Data entries:
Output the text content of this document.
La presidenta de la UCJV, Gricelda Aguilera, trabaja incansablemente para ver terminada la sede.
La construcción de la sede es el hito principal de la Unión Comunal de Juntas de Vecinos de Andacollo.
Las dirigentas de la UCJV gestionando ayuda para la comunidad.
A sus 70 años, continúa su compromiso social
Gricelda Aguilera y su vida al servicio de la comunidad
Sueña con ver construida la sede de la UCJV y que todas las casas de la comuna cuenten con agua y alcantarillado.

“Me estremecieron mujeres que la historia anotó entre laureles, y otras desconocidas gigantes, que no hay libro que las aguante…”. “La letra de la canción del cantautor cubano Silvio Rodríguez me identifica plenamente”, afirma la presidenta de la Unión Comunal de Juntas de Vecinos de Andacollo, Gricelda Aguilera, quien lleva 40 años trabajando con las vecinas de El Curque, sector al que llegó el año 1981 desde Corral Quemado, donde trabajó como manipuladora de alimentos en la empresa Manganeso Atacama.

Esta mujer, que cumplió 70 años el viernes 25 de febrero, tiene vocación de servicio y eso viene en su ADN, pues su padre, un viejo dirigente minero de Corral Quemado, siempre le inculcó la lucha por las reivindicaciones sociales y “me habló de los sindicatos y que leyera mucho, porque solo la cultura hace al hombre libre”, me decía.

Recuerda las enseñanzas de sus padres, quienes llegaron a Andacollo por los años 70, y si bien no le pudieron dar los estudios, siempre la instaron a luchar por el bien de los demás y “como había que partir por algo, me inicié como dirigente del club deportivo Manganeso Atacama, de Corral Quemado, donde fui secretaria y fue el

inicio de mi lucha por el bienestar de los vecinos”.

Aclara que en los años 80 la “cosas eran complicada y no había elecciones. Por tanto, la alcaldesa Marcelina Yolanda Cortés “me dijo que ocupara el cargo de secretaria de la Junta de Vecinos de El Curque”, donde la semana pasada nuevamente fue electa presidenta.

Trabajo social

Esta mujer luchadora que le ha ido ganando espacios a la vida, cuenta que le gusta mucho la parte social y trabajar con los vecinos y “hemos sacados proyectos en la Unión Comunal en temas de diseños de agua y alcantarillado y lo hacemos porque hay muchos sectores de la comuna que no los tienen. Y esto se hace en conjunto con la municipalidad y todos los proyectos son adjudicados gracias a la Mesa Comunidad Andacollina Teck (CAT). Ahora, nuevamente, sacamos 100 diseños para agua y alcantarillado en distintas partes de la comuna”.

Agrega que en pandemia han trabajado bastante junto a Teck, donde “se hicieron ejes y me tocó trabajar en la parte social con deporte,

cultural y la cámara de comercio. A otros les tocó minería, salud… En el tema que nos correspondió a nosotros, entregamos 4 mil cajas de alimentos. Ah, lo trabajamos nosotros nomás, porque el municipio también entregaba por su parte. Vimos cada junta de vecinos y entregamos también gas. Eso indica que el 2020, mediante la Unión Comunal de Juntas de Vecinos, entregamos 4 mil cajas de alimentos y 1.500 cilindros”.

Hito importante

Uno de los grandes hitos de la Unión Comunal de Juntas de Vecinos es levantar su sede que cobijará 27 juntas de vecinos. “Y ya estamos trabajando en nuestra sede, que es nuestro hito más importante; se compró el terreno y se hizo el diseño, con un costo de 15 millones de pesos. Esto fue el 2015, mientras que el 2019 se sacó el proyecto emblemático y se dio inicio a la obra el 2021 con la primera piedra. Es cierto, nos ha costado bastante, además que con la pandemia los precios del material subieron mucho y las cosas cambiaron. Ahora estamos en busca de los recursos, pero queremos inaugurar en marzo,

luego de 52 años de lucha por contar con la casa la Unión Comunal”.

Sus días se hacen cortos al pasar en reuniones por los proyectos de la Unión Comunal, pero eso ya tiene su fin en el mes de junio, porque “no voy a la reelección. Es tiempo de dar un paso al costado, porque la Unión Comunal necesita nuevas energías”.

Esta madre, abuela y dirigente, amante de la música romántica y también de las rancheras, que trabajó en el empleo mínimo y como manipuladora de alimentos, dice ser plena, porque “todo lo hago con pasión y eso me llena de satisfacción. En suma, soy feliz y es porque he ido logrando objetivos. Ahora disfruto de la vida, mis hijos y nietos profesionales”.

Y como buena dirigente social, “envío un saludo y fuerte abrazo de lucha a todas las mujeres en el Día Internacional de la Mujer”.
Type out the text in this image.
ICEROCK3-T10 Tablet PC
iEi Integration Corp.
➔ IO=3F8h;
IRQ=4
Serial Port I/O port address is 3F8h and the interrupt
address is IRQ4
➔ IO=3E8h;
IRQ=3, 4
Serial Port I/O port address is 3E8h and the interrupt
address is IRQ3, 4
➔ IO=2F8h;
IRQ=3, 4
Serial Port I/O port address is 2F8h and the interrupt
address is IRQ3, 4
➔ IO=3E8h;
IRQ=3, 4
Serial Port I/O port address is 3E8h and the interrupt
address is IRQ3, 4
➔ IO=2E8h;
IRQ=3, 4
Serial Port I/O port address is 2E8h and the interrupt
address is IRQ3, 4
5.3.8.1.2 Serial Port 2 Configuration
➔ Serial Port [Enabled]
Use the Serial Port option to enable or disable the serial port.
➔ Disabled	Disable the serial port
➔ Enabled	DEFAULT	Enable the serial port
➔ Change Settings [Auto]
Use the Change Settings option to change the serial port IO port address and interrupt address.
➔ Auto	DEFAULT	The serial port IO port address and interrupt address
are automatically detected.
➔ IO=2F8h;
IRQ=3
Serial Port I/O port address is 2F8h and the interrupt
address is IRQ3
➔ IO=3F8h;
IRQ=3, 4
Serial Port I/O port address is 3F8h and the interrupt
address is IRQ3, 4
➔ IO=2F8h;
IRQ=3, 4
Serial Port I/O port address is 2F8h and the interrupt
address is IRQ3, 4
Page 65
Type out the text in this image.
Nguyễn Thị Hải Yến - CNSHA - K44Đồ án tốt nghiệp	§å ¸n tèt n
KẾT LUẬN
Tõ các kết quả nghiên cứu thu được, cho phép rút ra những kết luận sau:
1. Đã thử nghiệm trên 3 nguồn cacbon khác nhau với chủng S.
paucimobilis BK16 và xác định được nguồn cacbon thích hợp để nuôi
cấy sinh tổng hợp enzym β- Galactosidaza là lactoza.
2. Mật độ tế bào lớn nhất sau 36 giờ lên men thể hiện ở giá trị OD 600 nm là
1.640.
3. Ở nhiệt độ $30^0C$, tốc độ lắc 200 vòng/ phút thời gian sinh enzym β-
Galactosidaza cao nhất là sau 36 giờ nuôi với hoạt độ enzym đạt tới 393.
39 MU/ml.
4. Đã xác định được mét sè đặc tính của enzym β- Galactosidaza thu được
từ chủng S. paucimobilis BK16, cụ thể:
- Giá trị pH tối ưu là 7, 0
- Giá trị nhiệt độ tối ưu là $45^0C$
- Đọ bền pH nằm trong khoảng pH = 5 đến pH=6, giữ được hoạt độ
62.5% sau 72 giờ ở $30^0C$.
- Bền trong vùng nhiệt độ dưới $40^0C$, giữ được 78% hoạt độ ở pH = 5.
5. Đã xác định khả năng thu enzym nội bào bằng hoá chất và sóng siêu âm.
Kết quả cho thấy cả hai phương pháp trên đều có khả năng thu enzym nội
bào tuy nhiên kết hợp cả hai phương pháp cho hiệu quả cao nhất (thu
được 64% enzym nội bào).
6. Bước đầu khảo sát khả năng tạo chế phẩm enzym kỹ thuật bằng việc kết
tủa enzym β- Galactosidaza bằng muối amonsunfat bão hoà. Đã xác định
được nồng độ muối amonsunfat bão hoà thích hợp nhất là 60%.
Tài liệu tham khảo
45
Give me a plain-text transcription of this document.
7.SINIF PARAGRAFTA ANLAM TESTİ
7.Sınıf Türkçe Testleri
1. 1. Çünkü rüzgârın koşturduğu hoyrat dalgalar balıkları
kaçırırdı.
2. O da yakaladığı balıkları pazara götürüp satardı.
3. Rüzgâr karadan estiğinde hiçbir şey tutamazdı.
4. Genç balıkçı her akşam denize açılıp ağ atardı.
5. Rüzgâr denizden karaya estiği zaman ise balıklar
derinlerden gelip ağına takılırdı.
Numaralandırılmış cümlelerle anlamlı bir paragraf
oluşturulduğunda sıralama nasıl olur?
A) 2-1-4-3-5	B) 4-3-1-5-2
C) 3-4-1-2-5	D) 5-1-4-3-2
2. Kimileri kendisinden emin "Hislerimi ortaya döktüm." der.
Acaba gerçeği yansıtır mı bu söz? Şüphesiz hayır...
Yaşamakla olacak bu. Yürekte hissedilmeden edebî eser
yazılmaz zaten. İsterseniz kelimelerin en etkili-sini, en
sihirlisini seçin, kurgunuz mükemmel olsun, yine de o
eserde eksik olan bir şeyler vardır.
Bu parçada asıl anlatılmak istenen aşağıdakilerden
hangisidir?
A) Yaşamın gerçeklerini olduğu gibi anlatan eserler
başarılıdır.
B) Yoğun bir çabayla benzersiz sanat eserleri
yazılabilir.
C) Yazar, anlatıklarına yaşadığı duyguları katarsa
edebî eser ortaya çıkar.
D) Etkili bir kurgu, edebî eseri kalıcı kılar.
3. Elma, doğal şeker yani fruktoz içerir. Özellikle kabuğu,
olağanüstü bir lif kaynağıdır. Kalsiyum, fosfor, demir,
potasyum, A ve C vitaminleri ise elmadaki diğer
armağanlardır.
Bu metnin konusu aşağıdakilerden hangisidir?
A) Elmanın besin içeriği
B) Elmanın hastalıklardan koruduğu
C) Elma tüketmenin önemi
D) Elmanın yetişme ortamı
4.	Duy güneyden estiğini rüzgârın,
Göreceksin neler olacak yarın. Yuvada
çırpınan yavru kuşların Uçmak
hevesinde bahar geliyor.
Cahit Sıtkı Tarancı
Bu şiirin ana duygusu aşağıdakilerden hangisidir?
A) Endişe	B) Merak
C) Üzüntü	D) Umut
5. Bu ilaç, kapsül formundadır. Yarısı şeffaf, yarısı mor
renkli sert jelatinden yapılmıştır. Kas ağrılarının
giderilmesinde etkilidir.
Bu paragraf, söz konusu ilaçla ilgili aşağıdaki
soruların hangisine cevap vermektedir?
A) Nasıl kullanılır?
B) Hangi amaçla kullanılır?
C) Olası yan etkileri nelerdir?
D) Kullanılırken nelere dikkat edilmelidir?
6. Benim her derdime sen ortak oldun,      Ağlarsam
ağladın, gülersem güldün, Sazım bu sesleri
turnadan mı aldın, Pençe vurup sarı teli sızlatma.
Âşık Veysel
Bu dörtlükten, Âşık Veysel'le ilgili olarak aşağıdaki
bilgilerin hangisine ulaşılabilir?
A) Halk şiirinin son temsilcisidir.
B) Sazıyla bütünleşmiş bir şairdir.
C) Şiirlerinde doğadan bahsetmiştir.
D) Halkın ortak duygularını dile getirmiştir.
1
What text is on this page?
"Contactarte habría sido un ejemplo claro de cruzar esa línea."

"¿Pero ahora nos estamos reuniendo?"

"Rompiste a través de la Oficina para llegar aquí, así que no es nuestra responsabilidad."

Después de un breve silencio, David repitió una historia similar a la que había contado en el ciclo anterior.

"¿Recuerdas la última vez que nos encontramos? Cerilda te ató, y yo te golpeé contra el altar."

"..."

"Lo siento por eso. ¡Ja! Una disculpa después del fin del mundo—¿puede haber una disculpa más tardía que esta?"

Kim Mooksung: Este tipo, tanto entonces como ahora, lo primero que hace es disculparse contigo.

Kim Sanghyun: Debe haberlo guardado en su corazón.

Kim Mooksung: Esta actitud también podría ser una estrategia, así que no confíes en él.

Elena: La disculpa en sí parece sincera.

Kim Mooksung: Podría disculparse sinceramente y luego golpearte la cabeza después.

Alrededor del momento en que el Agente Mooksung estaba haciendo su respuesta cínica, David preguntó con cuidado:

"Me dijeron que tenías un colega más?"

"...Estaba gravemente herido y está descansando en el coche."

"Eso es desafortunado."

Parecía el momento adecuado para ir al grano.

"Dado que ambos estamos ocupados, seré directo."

## [To do]
Search the entries for the word "hangisidir" and pick out every line that holds it.

## [Solution to this exercise]
hangisidir?
Bu metnin konusu aşağıdakilerden hangisidir?
Bu şiirin ana duygusu aşağıdakilerden hangisidir?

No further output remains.